» **STATED EXERCISE**: Skip the pictures. Copy all the rest of the records down exactly.

» **RECORD LIST**:
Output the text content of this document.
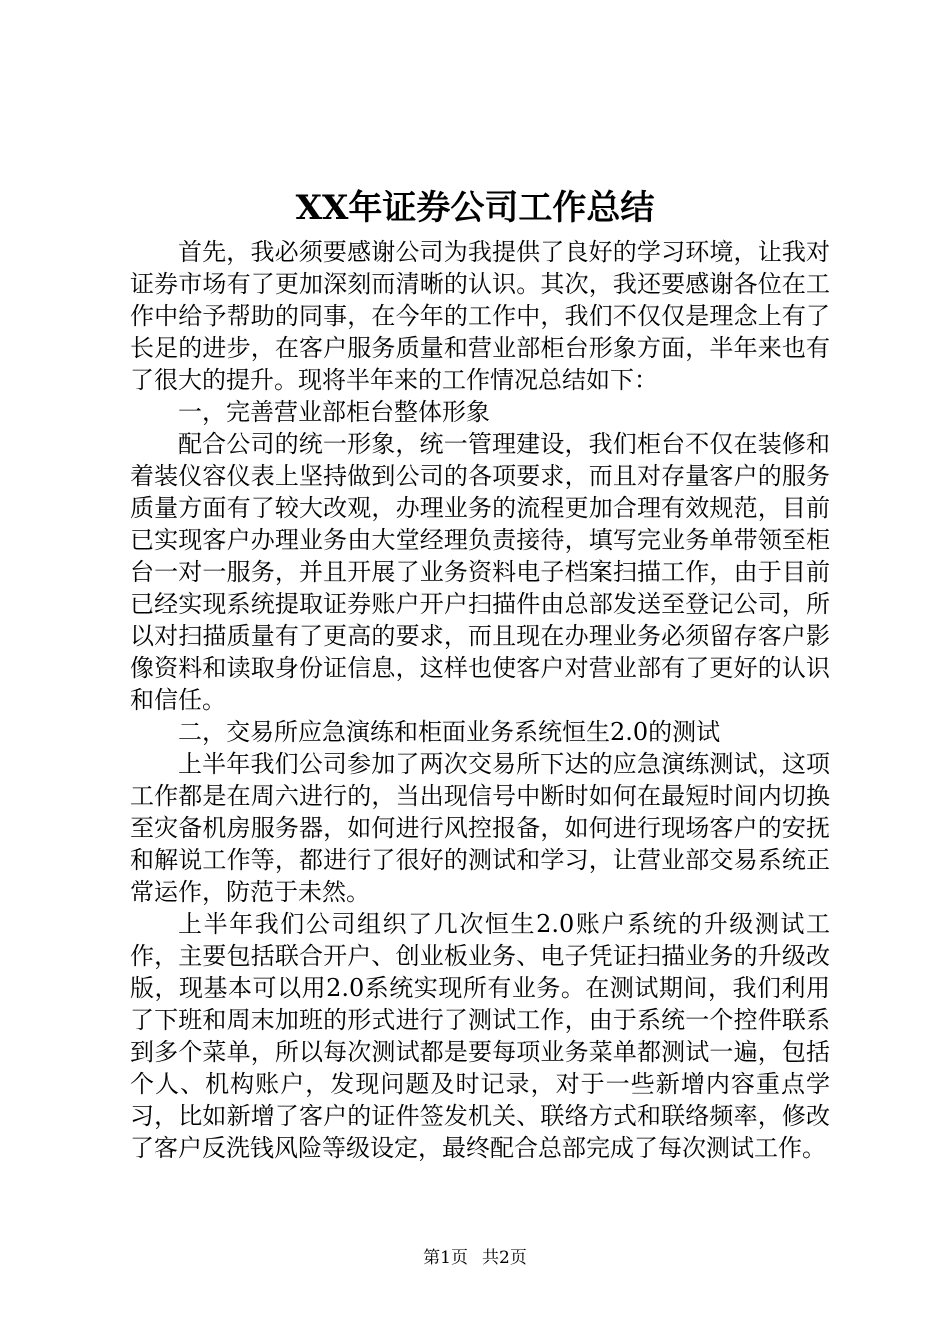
XX年证券公司工作总结

首先，我必须要感谢公司为我提供了良好的学习环境，让我对证券市场有了更加深刻而清晰的认识。其次，我还要感谢各位在工作中给予帮助的同事，在今年的工作中，我们不仅仅是理念上有了长足的进步，在客户服务质量和营业部柜台形象方面，半年来也有了很大的提升。现将半年来的工作情况总结如下：

一，完善营业部柜台整体形象

配合公司的统一形象，统一管理建设，我们柜台不仅在装修和着装仪容仪表上坚持做到公司的各项要求，而且对存量客户的服务质量方面有了较大改观，办理业务的流程更加合理有效规范，目前已实现客户办理业务由大堂经理负责接待，填写完业务单带领至柜台一对一服务，并且开展了业务资料电子档案扫描工作，由于目前已经实现系统提取证券账户开户扫描件由总部发送至登记公司，所以对扫描质量有了更高的要求，而且现在办理业务必须留存客户影像资料和读取身份证信息，这样也使客户对营业部有了更好的认识和信任。

二，交易所应急演练和柜面业务系统恒生2.0的测试

上半年我们公司参加了两次交易所下达的应急演练测试，这项工作都是在周六进行的，当出现信号中断时如何在最短时间内切换至灾备机房服务器，如何进行风控报备，如何进行现场客户的安抚和解说工作等，都进行了很好的测试和学习，让营业部交易系统正常运作，防范于未然。

上半年我们公司组织了几次恒生2.0账户系统的升级测试工作，主要包括联合开户、创业板业务、电子凭证扫描业务的升级改版，现基本可以用2.0系统实现所有业务。在测试期间，我们利用了下班和周末加班的形式进行了测试工作，由于系统一个控件联系到多个菜单，所以每次测试都是要每项业务菜单都测试一遍，包括个人、机构账户，发现问题及时记录，对于一些新增内容重点学习，比如新增了客户的证件签发机关、联络方式和联络频率，修改了客户反洗钱风险等级设定，最终配合总部完成了每次测试工作。

第1页 共2页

» **THE SOLUTION**:
Output the text content of this document.
XX年证券公司工作总结

首先，我必须要感谢公司为我提供了良好的学习环境，让我对证券市场有了更加深刻而清晰的认识。其次，我还要感谢各位在工作中给予帮助的同事，在今年的工作中，我们不仅仅是理念上有了长足的进步，在客户服务质量和营业部柜台形象方面，半年来也有了很大的提升。现将半年来的工作情况总结如下：

一，完善营业部柜台整体形象

配合公司的统一形象，统一管理建设，我们柜台不仅在装修和着装仪容仪表上坚持做到公司的各项要求，而且对存量客户的服务质量方面有了较大改观，办理业务的流程更加合理有效规范，目前已实现客户办理业务由大堂经理负责接待，填写完业务单带领至柜台一对一服务，并且开展了业务资料电子档案扫描工作，由于目前已经实现系统提取证券账户开户扫描件由总部发送至登记公司，所以对扫描质量有了更高的要求，而且现在办理业务必须留存客户影像资料和读取身份证信息，这样也使客户对营业部有了更好的认识和信任。

二，交易所应急演练和柜面业务系统恒生2.0的测试

上半年我们公司参加了两次交易所下达的应急演练测试，这项工作都是在周六进行的，当出现信号中断时如何在最短时间内切换至灾备机房服务器，如何进行风控报备，如何进行现场客户的安抚和解说工作等，都进行了很好的测试和学习，让营业部交易系统正常运作，防范于未然。

上半年我们公司组织了几次恒生2.0账户系统的升级测试工作，主要包括联合开户、创业板业务、电子凭证扫描业务的升级改版，现基本可以用2.0系统实现所有业务。在测试期间，我们利用了下班和周末加班的形式进行了测试工作，由于系统一个控件联系到多个菜单，所以每次测试都是要每项业务菜单都测试一遍，包括个人、机构账户，发现问题及时记录，对于一些新增内容重点学习，比如新增了客户的证件签发机关、联络方式和联络频率，修改了客户反洗钱风险等级设定，最终配合总部完成了每次测试工作。

第1页 共2页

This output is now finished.